[Collected data]
□ □ □ □ □

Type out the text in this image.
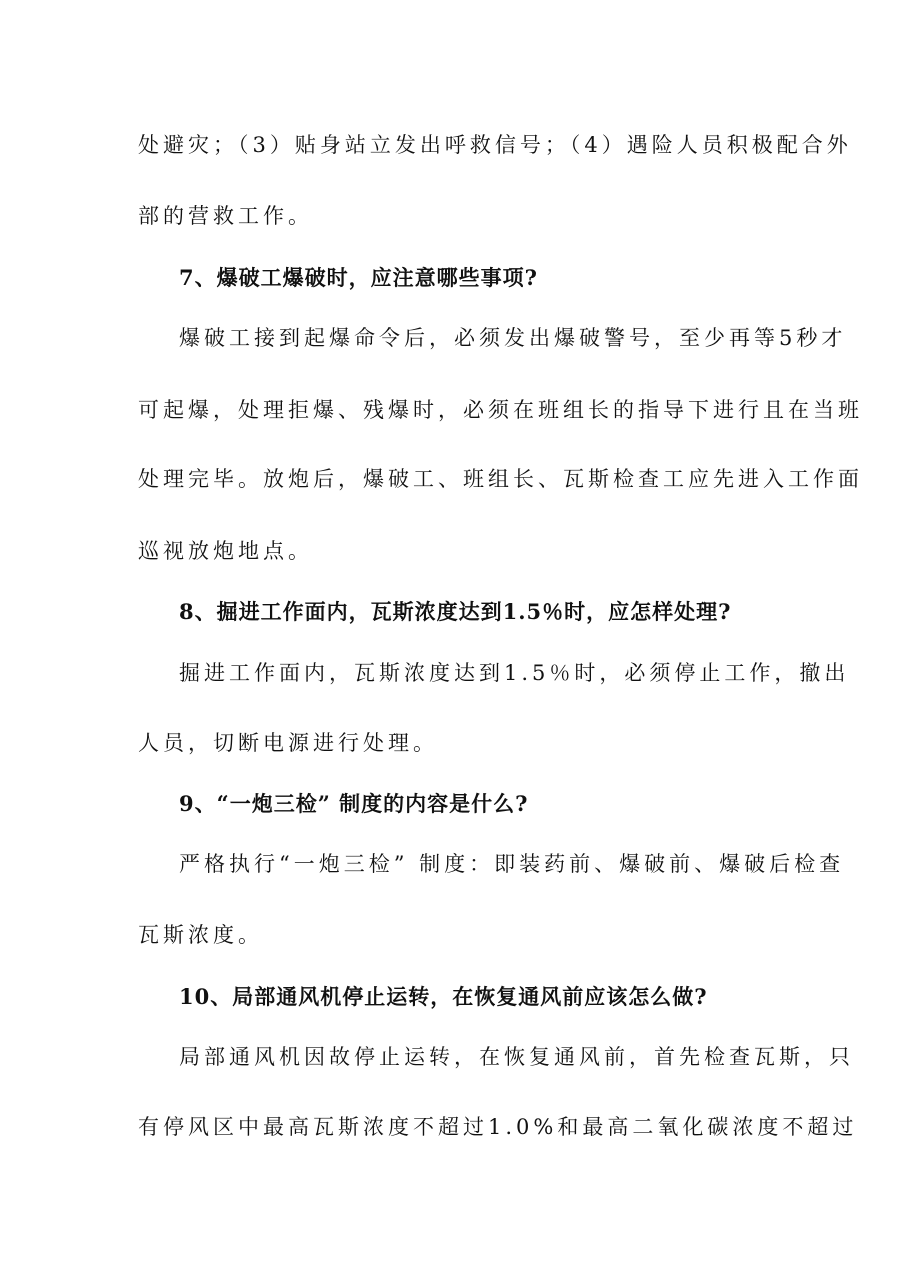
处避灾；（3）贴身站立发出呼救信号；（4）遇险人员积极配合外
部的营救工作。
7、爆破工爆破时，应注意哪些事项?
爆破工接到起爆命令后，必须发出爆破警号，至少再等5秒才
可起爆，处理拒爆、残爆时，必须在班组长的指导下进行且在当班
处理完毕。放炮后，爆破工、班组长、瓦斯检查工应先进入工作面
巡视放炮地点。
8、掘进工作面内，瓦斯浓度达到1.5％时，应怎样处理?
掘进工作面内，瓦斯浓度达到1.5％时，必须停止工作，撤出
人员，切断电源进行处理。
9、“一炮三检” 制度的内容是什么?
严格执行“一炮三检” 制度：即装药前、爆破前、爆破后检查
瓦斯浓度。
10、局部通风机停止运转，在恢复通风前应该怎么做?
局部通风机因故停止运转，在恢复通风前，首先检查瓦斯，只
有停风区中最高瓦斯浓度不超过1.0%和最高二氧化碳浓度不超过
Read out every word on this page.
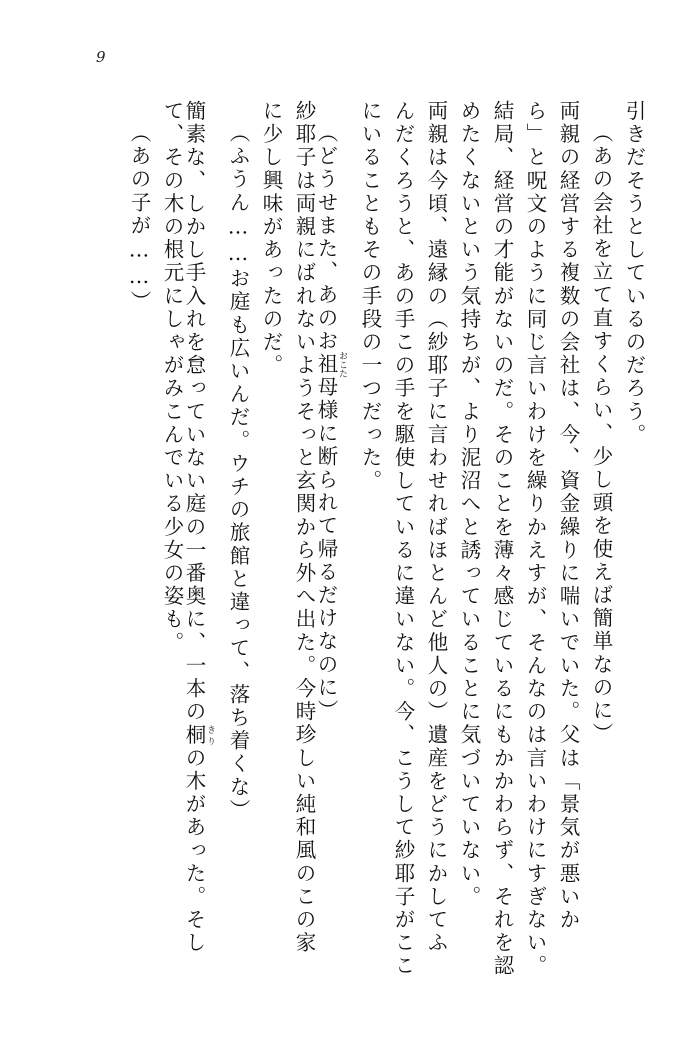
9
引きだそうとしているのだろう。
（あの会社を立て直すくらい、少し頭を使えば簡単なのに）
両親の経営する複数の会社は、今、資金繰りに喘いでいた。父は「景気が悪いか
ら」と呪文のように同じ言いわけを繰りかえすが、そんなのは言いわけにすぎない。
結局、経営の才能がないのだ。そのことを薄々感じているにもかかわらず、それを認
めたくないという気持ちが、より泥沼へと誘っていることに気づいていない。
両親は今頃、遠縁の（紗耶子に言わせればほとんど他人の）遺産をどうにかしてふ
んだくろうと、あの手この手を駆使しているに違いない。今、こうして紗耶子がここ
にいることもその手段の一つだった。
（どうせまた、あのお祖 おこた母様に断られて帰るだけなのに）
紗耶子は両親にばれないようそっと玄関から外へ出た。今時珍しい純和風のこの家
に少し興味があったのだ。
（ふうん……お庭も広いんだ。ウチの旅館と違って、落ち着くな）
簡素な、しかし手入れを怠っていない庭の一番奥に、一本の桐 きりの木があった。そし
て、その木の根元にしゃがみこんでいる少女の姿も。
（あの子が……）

□ □ □ □ □

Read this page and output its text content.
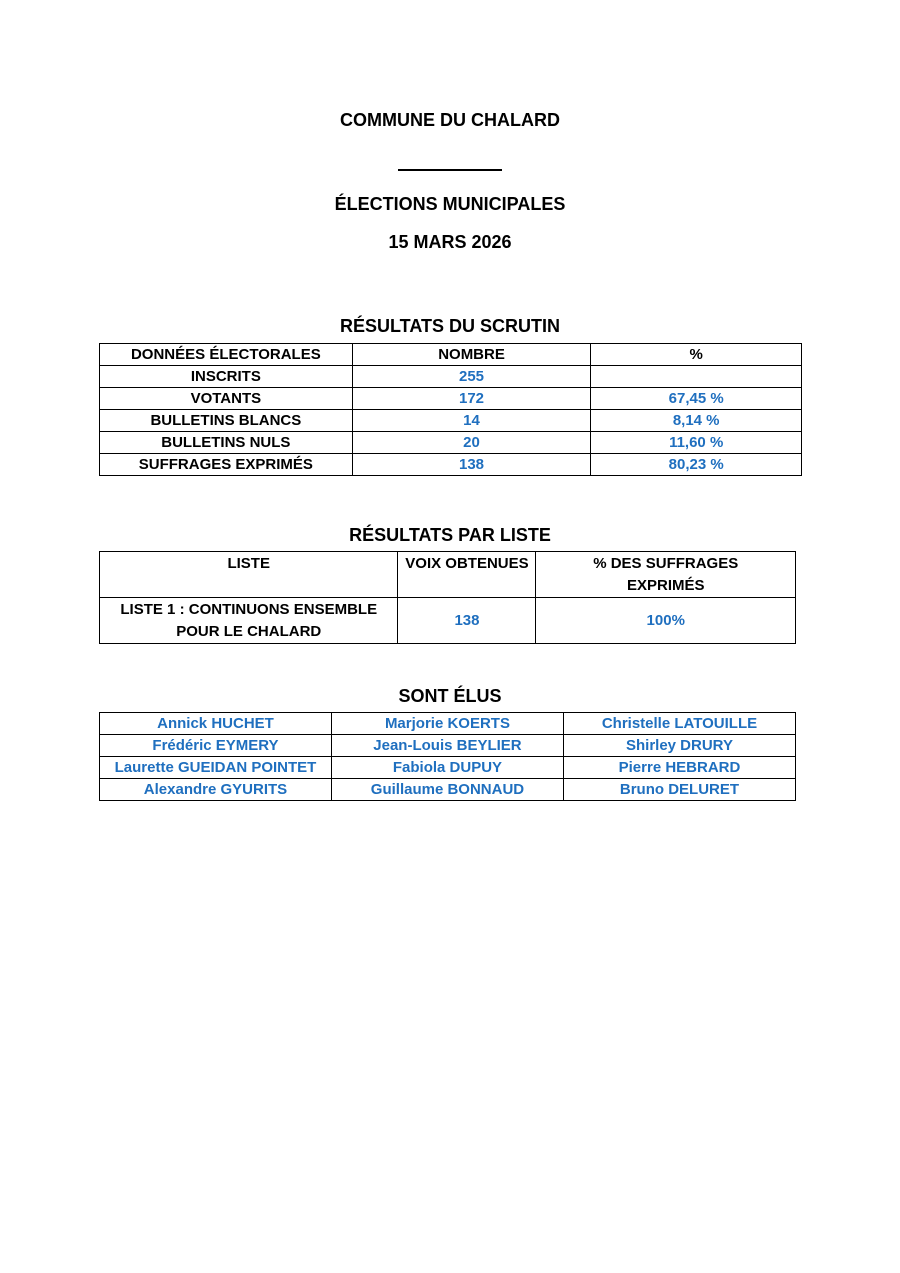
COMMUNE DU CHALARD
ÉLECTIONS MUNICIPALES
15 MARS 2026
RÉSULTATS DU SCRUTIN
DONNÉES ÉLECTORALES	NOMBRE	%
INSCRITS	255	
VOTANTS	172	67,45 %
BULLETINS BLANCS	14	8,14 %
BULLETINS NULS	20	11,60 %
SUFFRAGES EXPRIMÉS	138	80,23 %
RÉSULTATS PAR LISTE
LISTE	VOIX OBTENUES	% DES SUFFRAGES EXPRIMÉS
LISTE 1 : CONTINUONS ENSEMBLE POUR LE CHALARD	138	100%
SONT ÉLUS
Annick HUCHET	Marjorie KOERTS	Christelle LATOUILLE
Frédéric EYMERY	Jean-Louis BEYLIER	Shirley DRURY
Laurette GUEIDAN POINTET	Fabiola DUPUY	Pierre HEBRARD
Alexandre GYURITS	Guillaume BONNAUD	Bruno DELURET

□ □ □ □ □

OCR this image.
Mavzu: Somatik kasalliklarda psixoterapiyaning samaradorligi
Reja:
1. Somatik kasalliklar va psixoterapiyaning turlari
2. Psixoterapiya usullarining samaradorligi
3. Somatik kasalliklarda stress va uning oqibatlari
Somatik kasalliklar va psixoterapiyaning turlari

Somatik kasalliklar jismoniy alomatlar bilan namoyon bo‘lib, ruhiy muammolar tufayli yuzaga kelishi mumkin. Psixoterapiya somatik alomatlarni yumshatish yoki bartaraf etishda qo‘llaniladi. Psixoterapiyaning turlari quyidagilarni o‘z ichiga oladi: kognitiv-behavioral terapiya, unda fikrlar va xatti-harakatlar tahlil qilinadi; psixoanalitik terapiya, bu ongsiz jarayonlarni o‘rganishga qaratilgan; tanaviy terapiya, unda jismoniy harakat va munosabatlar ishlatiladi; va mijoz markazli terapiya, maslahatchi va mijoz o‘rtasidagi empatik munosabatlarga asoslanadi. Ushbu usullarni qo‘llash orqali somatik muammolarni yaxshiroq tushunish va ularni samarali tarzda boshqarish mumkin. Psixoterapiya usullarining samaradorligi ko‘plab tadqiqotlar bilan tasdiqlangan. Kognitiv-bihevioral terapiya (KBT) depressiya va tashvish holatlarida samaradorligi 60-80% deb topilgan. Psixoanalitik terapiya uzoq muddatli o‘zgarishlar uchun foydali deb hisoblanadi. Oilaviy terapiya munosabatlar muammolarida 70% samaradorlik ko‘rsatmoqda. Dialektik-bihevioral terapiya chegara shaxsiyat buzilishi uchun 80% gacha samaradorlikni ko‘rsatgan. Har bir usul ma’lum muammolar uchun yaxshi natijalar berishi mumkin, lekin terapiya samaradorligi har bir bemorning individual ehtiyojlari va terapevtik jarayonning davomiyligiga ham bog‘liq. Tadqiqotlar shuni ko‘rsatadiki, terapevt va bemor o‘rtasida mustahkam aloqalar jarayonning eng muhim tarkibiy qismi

□ □ □ □ □

Above are the records. Copy every line in them holding "page".

Read out every word on this page.
Read this page and output its text content.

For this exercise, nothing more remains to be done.